TASK DIRECTIONS
Reproduce the complete listing without any deviation.

--- Begin RECORDS TO USE ---

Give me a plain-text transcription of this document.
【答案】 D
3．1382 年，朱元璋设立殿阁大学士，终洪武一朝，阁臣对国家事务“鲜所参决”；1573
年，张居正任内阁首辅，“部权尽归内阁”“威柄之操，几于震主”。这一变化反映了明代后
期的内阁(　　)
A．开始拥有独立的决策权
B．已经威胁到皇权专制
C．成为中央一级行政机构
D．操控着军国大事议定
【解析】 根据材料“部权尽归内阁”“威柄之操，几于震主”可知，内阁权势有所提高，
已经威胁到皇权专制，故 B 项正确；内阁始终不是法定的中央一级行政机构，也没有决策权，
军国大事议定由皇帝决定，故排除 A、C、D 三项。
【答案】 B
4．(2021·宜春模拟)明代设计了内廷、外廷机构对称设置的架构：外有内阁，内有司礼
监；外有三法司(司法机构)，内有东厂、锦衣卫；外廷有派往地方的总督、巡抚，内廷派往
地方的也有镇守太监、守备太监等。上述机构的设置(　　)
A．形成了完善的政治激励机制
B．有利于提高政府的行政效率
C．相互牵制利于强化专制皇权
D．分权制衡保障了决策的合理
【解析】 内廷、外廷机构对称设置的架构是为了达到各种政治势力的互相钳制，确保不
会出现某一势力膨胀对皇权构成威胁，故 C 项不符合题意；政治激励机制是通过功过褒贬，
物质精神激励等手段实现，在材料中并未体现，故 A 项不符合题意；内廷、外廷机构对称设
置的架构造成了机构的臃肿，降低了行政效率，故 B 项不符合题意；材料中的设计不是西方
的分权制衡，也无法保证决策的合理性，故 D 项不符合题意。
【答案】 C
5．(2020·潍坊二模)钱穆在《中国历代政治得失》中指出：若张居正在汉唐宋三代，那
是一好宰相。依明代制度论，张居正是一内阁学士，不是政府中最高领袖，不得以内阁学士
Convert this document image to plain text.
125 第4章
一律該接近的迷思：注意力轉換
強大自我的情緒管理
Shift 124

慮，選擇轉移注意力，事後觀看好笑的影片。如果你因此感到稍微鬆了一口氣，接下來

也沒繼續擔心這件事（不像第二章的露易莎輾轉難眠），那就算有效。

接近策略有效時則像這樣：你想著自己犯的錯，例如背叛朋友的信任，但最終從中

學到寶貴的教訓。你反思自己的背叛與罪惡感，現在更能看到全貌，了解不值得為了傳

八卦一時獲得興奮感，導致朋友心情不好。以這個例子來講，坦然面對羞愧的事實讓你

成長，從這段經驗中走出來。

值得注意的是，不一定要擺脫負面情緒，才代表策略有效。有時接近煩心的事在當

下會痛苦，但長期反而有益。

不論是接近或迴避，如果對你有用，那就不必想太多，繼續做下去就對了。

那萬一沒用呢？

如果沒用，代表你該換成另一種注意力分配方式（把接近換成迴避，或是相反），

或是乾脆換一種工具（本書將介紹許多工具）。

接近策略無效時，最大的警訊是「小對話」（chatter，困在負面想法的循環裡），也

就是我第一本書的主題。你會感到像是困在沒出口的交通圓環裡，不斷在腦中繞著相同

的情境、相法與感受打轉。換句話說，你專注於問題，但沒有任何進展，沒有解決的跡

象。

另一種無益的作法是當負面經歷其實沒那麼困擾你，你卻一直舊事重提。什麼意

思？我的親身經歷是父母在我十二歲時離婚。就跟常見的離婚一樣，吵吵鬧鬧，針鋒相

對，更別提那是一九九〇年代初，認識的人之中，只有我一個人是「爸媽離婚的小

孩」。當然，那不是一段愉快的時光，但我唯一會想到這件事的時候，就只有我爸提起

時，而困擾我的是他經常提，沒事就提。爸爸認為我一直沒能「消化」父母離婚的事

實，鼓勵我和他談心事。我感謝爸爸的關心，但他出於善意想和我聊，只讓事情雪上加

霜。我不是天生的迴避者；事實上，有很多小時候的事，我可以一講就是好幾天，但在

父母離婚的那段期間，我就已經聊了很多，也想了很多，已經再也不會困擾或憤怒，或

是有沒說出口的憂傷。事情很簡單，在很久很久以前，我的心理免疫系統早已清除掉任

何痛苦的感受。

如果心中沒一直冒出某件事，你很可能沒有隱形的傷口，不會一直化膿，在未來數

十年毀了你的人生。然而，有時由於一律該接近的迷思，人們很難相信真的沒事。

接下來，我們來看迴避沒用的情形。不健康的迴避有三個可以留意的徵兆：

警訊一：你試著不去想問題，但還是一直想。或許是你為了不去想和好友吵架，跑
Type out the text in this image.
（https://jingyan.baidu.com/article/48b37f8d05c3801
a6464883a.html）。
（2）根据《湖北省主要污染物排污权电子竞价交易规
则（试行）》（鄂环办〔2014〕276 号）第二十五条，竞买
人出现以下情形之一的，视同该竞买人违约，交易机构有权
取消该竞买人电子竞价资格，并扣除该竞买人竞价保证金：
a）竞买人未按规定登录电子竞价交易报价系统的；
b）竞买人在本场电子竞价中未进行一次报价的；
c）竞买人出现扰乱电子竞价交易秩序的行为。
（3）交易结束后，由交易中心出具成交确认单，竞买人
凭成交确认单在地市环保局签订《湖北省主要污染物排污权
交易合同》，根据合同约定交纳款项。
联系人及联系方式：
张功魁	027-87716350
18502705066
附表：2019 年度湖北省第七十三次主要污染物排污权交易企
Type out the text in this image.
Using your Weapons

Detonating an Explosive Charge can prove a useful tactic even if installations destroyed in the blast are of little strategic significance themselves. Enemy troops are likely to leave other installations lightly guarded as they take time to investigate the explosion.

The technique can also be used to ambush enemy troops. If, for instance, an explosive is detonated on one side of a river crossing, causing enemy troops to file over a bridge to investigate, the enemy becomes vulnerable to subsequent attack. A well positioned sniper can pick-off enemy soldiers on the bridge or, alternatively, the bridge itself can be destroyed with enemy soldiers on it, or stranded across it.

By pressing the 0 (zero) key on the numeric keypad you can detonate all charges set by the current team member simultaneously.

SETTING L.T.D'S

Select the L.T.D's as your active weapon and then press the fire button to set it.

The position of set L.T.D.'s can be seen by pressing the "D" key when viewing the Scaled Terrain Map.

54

--- End RECORDS TO USE ---

TASK RESPONSE
Give me a plain-text transcription of this document.
【答案】 D
3．1382 年，朱元璋设立殿阁大学士，终洪武一朝，阁臣对国家事务“鲜所参决”；1573
年，张居正任内阁首辅，“部权尽归内阁”“威柄之操，几于震主”。这一变化反映了明代后
期的内阁(　　)
A．开始拥有独立的决策权
B．已经威胁到皇权专制
C．成为中央一级行政机构
D．操控着军国大事议定
【解析】 根据材料“部权尽归内阁”“威柄之操，几于震主”可知，内阁权势有所提高，
已经威胁到皇权专制，故 B 项正确；内阁始终不是法定的中央一级行政机构，也没有决策权，
军国大事议定由皇帝决定，故排除 A、C、D 三项。
【答案】 B
4．(2021·宜春模拟)明代设计了内廷、外廷机构对称设置的架构：外有内阁，内有司礼
监；外有三法司(司法机构)，内有东厂、锦衣卫；外廷有派往地方的总督、巡抚，内廷派往
地方的也有镇守太监、守备太监等。上述机构的设置(　　)
A．形成了完善的政治激励机制
B．有利于提高政府的行政效率
C．相互牵制利于强化专制皇权
D．分权制衡保障了决策的合理
【解析】 内廷、外廷机构对称设置的架构是为了达到各种政治势力的互相钳制，确保不
会出现某一势力膨胀对皇权构成威胁，故 C 项不符合题意；政治激励机制是通过功过褒贬，
物质精神激励等手段实现，在材料中并未体现，故 A 项不符合题意；内廷、外廷机构对称设
置的架构造成了机构的臃肿，降低了行政效率，故 B 项不符合题意；材料中的设计不是西方
的分权制衡，也无法保证决策的合理性，故 D 项不符合题意。
【答案】 C
5．(2020·潍坊二模)钱穆在《中国历代政治得失》中指出：若张居正在汉唐宋三代，那
是一好宰相。依明代制度论，张居正是一内阁学士，不是政府中最高领袖，不得以内阁学士
Convert this document image to plain text.
125 第4章
一律該接近的迷思：注意力轉換
強大自我的情緒管理
Shift 124

慮，選擇轉移注意力，事後觀看好笑的影片。如果你因此感到稍微鬆了一口氣，接下來

也沒繼續擔心這件事（不像第二章的露易莎輾轉難眠），那就算有效。

接近策略有效時則像這樣：你想著自己犯的錯，例如背叛朋友的信任，但最終從中

學到寶貴的教訓。你反思自己的背叛與罪惡感，現在更能看到全貌，了解不值得為了傳

八卦一時獲得興奮感，導致朋友心情不好。以這個例子來講，坦然面對羞愧的事實讓你

成長，從這段經驗中走出來。

值得注意的是，不一定要擺脫負面情緒，才代表策略有效。有時接近煩心的事在當

下會痛苦，但長期反而有益。

不論是接近或迴避，如果對你有用，那就不必想太多，繼續做下去就對了。

那萬一沒用呢？

如果沒用，代表你該換成另一種注意力分配方式（把接近換成迴避，或是相反），

或是乾脆換一種工具（本書將介紹許多工具）。

接近策略無效時，最大的警訊是「小對話」（chatter，困在負面想法的循環裡），也

就是我第一本書的主題。你會感到像是困在沒出口的交通圓環裡，不斷在腦中繞著相同

的情境、相法與感受打轉。換句話說，你專注於問題，但沒有任何進展，沒有解決的跡

象。

另一種無益的作法是當負面經歷其實沒那麼困擾你，你卻一直舊事重提。什麼意

思？我的親身經歷是父母在我十二歲時離婚。就跟常見的離婚一樣，吵吵鬧鬧，針鋒相

對，更別提那是一九九〇年代初，認識的人之中，只有我一個人是「爸媽離婚的小

孩」。當然，那不是一段愉快的時光，但我唯一會想到這件事的時候，就只有我爸提起

時，而困擾我的是他經常提，沒事就提。爸爸認為我一直沒能「消化」父母離婚的事

實，鼓勵我和他談心事。我感謝爸爸的關心，但他出於善意想和我聊，只讓事情雪上加

霜。我不是天生的迴避者；事實上，有很多小時候的事，我可以一講就是好幾天，但在

父母離婚的那段期間，我就已經聊了很多，也想了很多，已經再也不會困擾或憤怒，或

是有沒說出口的憂傷。事情很簡單，在很久很久以前，我的心理免疫系統早已清除掉任

何痛苦的感受。

如果心中沒一直冒出某件事，你很可能沒有隱形的傷口，不會一直化膿，在未來數

十年毀了你的人生。然而，有時由於一律該接近的迷思，人們很難相信真的沒事。

接下來，我們來看迴避沒用的情形。不健康的迴避有三個可以留意的徵兆：

警訊一：你試著不去想問題，但還是一直想。或許是你為了不去想和好友吵架，跑
Type out the text in this image.
（https://jingyan.baidu.com/article/48b37f8d05c3801
a6464883a.html）。
（2）根据《湖北省主要污染物排污权电子竞价交易规
则（试行）》（鄂环办〔2014〕276 号）第二十五条，竞买
人出现以下情形之一的，视同该竞买人违约，交易机构有权
取消该竞买人电子竞价资格，并扣除该竞买人竞价保证金：
a）竞买人未按规定登录电子竞价交易报价系统的；
b）竞买人在本场电子竞价中未进行一次报价的；
c）竞买人出现扰乱电子竞价交易秩序的行为。
（3）交易结束后，由交易中心出具成交确认单，竞买人
凭成交确认单在地市环保局签订《湖北省主要污染物排污权
交易合同》，根据合同约定交纳款项。
联系人及联系方式：
张功魁	027-87716350
18502705066
附表：2019 年度湖北省第七十三次主要污染物排污权交易企
Type out the text in this image.
Using your Weapons

Detonating an Explosive Charge can prove a useful tactic even if installations destroyed in the blast are of little strategic significance themselves. Enemy troops are likely to leave other installations lightly guarded as they take time to investigate the explosion.

The technique can also be used to ambush enemy troops. If, for instance, an explosive is detonated on one side of a river crossing, causing enemy troops to file over a bridge to investigate, the enemy becomes vulnerable to subsequent attack. A well positioned sniper can pick-off enemy soldiers on the bridge or, alternatively, the bridge itself can be destroyed with enemy soldiers on it, or stranded across it.

By pressing the 0 (zero) key on the numeric keypad you can detonate all charges set by the current team member simultaneously.

SETTING L.T.D'S

Select the L.T.D's as your active weapon and then press the fire button to set it.

The position of set L.T.D.'s can be seen by pressing the "D" key when viewing the Scaled Terrain Map.

54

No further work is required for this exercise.